### TASK OBJECTIVE
Scan the listing below and copy every line holding "action".

_____

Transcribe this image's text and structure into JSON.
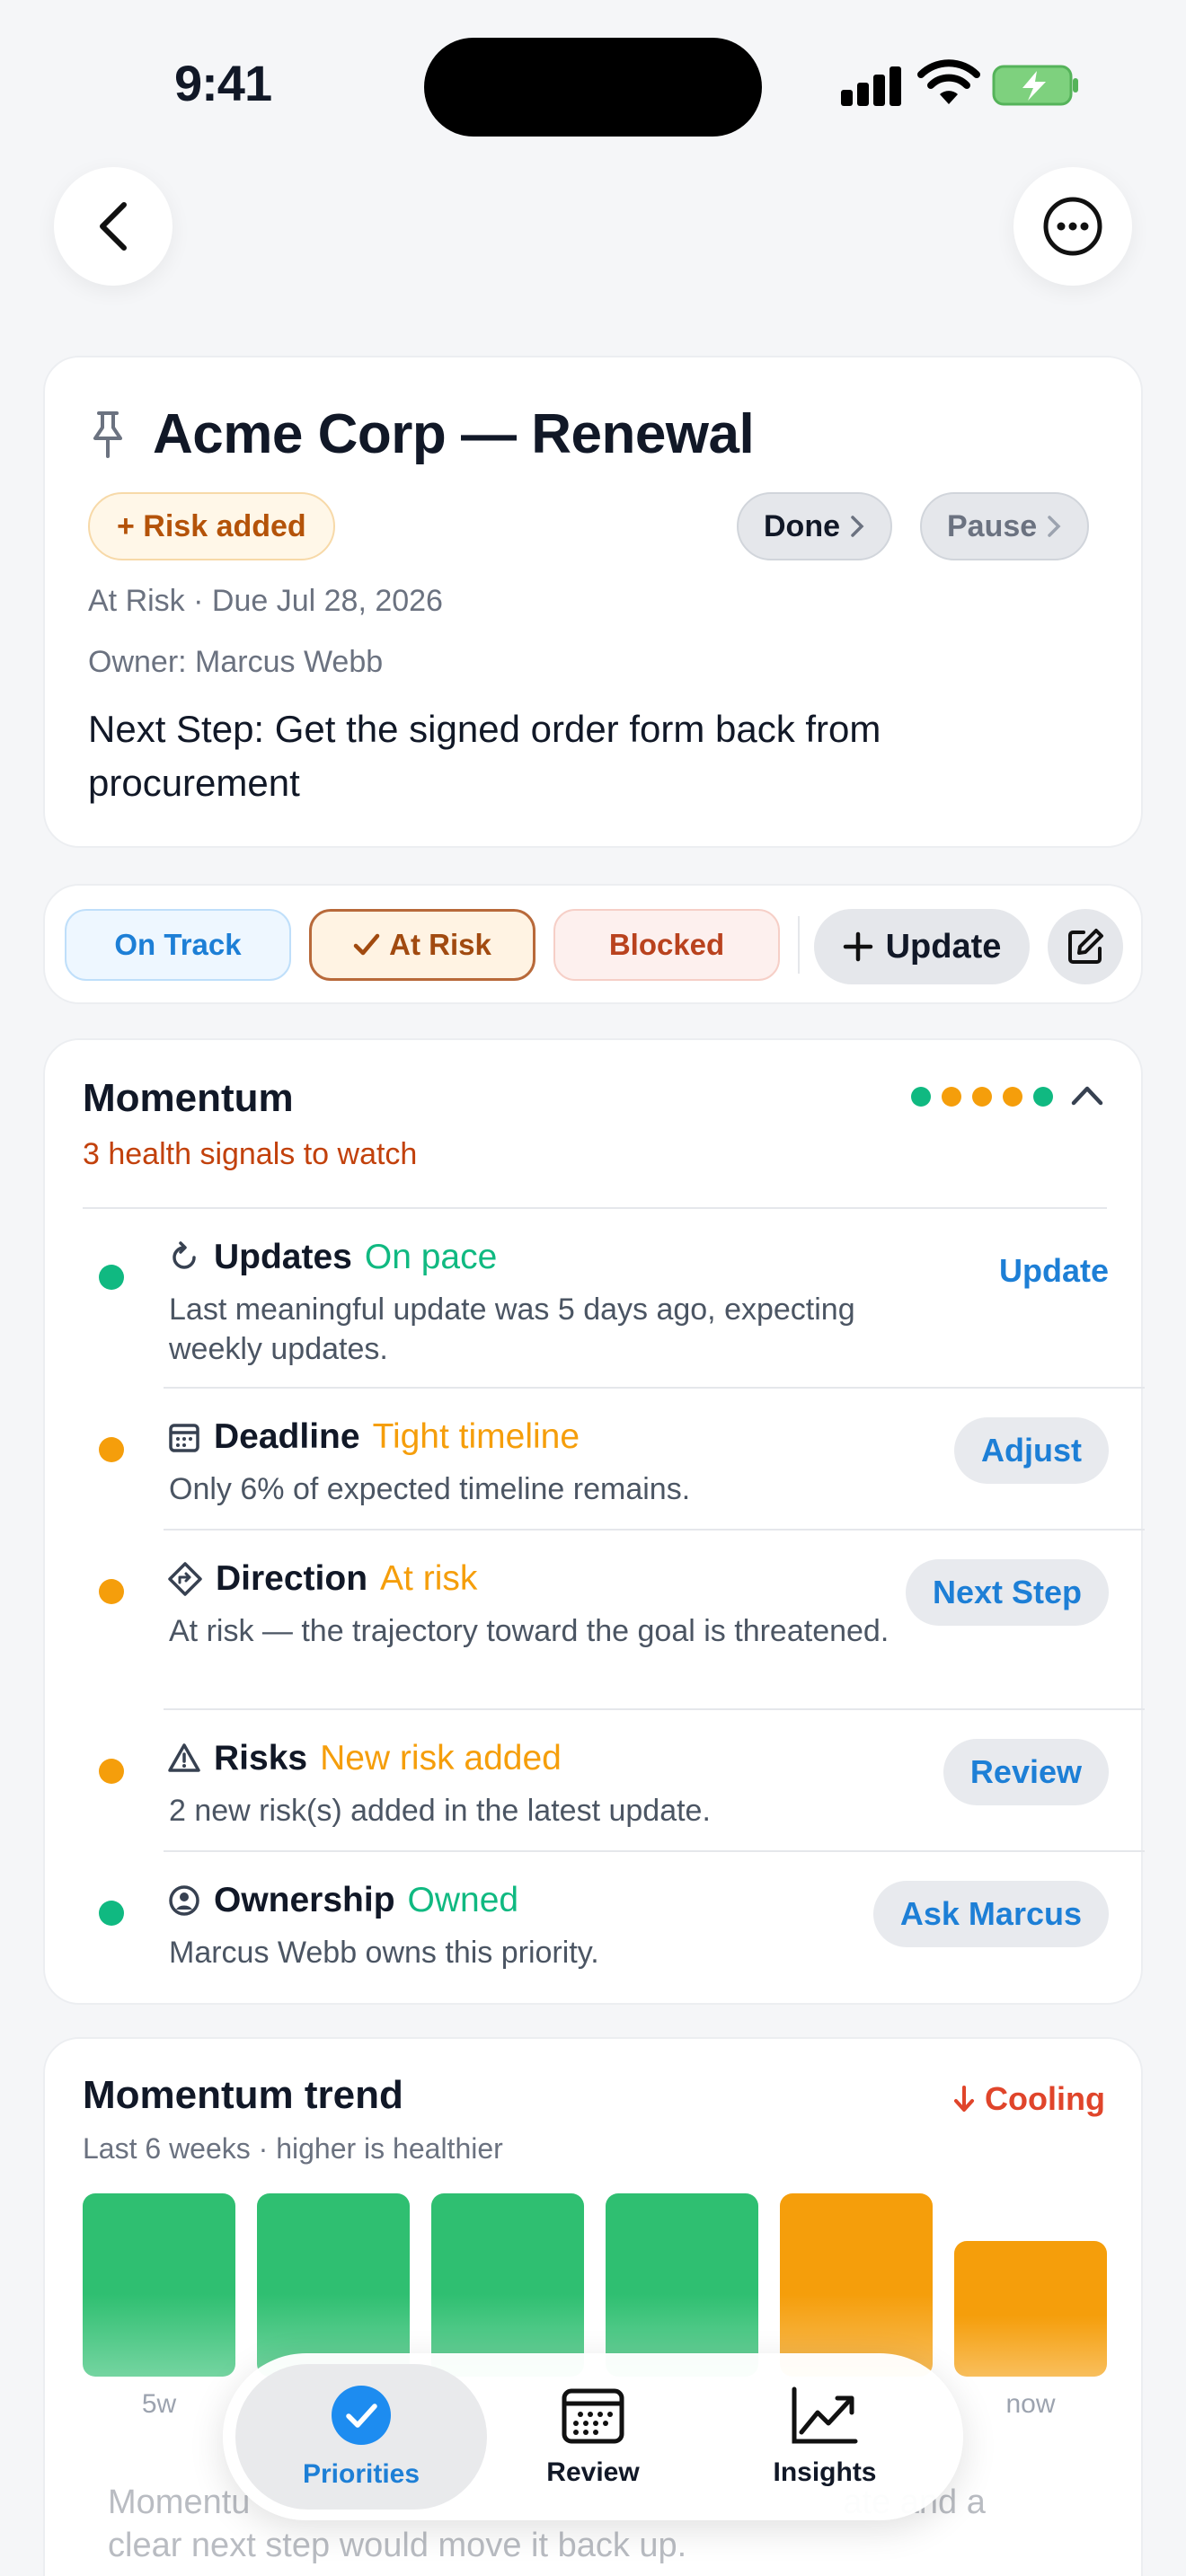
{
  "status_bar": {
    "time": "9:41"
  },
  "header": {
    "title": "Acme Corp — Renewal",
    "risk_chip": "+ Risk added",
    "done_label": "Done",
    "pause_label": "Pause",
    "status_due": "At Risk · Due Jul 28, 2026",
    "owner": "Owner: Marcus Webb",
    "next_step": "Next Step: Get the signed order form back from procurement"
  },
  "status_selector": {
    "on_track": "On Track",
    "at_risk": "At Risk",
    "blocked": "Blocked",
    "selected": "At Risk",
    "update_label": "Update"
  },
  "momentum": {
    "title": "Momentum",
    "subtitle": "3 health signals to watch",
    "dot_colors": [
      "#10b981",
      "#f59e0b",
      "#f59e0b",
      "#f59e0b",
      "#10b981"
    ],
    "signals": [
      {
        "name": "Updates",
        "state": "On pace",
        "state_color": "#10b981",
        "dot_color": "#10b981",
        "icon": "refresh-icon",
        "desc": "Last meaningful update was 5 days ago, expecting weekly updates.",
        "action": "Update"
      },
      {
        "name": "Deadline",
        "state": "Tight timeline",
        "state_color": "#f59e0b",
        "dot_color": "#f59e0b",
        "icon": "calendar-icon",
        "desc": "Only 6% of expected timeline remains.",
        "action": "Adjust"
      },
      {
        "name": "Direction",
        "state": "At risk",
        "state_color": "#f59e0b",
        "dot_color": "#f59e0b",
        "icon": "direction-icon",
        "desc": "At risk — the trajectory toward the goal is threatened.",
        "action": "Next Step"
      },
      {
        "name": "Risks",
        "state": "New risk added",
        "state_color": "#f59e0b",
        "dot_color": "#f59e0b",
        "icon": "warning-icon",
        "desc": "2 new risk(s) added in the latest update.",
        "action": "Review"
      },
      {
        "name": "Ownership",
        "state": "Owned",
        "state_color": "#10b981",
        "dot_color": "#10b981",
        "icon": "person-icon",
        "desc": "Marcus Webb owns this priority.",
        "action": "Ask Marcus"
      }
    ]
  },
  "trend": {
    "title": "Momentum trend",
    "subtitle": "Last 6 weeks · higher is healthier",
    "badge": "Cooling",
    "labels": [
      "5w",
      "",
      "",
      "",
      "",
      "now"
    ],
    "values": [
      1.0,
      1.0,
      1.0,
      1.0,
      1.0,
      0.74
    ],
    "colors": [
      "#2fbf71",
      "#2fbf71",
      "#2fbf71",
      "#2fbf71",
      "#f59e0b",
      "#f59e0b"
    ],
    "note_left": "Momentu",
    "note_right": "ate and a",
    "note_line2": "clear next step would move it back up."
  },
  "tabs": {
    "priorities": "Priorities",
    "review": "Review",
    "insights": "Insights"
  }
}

_____

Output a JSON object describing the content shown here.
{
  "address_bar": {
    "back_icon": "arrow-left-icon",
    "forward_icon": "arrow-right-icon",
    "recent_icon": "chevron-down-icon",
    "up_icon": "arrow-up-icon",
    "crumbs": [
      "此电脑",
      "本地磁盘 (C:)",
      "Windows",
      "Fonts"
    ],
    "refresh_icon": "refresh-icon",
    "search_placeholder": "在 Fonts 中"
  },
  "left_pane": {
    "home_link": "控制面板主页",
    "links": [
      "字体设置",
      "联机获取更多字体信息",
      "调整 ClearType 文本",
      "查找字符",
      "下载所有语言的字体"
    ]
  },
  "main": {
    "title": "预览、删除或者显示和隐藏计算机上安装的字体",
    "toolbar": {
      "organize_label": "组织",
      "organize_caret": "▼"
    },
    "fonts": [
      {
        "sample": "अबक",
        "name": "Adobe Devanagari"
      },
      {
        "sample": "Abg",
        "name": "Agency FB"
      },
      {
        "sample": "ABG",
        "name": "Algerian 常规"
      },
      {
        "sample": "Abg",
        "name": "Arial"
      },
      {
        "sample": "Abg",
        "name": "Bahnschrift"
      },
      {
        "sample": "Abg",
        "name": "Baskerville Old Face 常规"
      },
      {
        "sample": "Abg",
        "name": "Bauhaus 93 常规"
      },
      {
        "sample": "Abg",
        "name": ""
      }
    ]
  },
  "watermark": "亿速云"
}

_____

### FINISHED ANSWER
        "action": "Update"
        "action": "Adjust"
        "action": "Next Step"
        "action": "Review"
        "action": "Ask Marcus"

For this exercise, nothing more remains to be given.